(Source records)

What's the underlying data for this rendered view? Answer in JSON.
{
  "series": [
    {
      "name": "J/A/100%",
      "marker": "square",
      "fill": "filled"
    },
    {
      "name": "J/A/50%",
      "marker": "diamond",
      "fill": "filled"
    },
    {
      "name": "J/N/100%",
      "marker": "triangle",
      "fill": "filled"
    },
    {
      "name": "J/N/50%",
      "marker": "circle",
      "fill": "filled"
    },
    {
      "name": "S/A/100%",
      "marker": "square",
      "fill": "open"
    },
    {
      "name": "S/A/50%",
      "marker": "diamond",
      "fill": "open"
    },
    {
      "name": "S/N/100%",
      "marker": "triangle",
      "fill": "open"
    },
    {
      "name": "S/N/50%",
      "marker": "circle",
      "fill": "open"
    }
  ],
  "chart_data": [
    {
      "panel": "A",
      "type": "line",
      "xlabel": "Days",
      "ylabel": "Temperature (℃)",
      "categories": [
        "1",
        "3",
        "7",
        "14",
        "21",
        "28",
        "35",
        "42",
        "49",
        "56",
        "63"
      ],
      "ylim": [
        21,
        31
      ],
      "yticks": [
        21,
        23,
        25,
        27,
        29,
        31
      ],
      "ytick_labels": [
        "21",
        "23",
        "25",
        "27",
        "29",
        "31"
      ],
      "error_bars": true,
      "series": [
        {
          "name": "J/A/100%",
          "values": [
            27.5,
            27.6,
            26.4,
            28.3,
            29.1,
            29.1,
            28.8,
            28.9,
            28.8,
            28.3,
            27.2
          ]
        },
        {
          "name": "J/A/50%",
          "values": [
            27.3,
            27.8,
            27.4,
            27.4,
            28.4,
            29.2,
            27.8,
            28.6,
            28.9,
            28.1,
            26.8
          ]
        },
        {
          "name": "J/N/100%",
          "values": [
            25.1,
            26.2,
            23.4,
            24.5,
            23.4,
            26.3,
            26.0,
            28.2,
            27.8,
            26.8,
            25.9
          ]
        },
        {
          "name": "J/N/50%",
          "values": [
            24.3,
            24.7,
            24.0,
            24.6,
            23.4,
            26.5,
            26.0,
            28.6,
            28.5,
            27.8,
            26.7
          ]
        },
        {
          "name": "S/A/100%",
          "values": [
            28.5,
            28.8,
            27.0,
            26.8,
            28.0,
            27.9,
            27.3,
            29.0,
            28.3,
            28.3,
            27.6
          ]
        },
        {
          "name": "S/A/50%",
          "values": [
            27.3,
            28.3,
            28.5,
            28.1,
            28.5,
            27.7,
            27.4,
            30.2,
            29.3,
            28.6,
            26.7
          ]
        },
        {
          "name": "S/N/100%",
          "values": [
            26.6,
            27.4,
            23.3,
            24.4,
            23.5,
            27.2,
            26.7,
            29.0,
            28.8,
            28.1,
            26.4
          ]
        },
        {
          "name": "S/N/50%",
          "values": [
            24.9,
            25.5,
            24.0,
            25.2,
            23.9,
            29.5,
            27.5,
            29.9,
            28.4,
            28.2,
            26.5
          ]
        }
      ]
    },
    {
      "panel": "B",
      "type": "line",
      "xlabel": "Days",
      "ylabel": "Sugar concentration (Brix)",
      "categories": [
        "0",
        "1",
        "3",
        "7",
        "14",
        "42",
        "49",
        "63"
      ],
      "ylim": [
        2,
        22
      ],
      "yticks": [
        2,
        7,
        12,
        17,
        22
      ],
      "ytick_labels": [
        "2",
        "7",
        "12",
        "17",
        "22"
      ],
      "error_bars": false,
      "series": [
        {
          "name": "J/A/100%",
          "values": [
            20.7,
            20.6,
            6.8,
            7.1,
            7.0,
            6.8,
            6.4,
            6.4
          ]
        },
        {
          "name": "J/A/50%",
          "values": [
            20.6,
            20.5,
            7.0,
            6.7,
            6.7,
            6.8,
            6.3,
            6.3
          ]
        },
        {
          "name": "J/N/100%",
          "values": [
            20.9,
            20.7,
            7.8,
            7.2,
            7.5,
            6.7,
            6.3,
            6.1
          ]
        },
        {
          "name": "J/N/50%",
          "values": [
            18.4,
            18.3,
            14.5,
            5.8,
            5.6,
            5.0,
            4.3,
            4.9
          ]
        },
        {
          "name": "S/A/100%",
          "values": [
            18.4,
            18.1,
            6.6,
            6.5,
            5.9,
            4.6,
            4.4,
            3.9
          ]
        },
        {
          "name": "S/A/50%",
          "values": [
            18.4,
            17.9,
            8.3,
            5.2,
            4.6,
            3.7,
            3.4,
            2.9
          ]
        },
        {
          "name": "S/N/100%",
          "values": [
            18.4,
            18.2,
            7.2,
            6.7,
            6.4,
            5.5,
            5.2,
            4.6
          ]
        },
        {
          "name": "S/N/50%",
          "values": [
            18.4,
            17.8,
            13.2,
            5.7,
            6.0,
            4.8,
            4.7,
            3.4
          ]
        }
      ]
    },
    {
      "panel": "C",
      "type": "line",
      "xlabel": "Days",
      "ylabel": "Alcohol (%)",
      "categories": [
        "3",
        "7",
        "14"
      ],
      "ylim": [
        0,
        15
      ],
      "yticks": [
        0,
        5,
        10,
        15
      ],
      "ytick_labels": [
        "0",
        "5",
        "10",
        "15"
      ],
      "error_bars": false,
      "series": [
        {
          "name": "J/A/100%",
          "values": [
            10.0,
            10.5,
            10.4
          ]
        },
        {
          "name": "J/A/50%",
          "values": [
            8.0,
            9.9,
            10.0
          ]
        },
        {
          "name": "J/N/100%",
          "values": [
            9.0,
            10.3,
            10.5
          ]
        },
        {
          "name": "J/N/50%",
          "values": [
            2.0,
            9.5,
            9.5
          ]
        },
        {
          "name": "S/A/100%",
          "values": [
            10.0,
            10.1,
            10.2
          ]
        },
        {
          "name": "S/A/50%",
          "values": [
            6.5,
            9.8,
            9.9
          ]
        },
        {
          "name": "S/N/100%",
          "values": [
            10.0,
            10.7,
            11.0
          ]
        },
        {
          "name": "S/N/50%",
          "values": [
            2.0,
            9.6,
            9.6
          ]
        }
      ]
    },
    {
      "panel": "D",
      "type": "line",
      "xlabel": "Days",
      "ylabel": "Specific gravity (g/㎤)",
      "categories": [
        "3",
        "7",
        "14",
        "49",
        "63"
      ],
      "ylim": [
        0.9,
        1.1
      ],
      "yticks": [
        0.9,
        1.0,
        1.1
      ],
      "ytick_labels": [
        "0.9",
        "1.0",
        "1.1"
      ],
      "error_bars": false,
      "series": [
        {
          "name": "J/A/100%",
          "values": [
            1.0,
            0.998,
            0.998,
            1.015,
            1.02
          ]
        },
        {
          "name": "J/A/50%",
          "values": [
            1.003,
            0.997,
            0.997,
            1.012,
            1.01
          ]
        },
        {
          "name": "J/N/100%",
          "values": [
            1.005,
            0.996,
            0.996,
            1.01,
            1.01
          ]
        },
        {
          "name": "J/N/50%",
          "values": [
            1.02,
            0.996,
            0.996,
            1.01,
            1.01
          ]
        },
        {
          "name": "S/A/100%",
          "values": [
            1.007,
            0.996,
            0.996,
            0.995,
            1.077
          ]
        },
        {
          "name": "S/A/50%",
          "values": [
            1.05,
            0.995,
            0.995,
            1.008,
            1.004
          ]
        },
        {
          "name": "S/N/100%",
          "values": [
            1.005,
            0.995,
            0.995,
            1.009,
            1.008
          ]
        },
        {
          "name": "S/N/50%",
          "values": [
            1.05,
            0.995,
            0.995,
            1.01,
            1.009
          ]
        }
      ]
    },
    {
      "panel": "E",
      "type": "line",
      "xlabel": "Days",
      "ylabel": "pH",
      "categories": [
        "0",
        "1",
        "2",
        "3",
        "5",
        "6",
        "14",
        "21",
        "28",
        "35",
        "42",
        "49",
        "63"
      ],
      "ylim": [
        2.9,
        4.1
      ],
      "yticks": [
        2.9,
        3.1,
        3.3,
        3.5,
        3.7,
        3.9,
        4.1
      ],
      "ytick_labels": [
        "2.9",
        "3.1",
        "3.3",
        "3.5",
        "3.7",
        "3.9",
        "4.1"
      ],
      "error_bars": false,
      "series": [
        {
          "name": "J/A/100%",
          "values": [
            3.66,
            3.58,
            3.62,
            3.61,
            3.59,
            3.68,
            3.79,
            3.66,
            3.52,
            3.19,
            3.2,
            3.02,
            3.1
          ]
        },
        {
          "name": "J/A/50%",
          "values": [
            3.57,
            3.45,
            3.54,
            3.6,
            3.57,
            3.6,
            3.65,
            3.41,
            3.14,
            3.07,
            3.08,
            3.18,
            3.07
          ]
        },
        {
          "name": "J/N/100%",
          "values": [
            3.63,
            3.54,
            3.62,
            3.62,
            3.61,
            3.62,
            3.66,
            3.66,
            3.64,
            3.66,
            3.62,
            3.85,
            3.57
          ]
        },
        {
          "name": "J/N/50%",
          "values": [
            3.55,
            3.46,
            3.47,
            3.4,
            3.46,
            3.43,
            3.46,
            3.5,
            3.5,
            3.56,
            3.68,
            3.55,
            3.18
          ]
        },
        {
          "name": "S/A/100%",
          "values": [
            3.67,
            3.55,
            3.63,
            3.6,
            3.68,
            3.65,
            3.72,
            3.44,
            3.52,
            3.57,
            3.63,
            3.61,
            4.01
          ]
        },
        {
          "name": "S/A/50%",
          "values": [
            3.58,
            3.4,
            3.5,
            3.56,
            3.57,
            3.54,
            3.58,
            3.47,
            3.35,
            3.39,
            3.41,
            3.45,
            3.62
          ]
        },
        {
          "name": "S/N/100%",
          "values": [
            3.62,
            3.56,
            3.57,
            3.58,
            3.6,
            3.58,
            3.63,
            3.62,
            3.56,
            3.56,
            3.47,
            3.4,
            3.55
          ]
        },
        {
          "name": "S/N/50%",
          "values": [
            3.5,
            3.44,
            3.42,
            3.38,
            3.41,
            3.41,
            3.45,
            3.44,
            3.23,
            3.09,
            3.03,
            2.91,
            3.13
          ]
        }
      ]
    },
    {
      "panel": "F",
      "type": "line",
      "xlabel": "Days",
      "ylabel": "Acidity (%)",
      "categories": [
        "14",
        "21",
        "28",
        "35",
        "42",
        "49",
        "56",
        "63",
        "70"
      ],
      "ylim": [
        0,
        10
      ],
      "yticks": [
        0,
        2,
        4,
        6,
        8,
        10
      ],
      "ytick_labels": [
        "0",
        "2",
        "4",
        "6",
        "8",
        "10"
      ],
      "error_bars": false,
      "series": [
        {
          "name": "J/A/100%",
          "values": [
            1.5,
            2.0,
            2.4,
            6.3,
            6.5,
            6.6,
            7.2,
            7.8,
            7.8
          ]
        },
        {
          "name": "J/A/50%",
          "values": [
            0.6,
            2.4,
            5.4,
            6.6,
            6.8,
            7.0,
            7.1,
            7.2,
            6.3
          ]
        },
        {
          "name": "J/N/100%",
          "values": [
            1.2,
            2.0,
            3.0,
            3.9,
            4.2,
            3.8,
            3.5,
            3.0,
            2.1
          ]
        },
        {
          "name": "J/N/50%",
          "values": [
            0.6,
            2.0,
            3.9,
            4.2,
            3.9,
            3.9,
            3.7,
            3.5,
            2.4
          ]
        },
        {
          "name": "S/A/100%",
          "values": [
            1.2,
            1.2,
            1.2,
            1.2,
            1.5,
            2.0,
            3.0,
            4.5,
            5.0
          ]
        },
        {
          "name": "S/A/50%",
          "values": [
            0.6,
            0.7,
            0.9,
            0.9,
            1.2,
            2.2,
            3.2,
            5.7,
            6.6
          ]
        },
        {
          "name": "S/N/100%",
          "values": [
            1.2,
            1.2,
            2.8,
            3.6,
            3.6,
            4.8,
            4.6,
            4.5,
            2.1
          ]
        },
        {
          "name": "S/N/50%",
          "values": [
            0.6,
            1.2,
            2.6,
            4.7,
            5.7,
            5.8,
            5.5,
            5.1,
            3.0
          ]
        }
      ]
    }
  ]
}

Aim
Filter for "panel". Return all lines that hold it.

Result of this exercise
      "panel": "A",
      "panel": "B",
      "panel": "C",
      "panel": "D",
      "panel": "E",
      "panel": "F",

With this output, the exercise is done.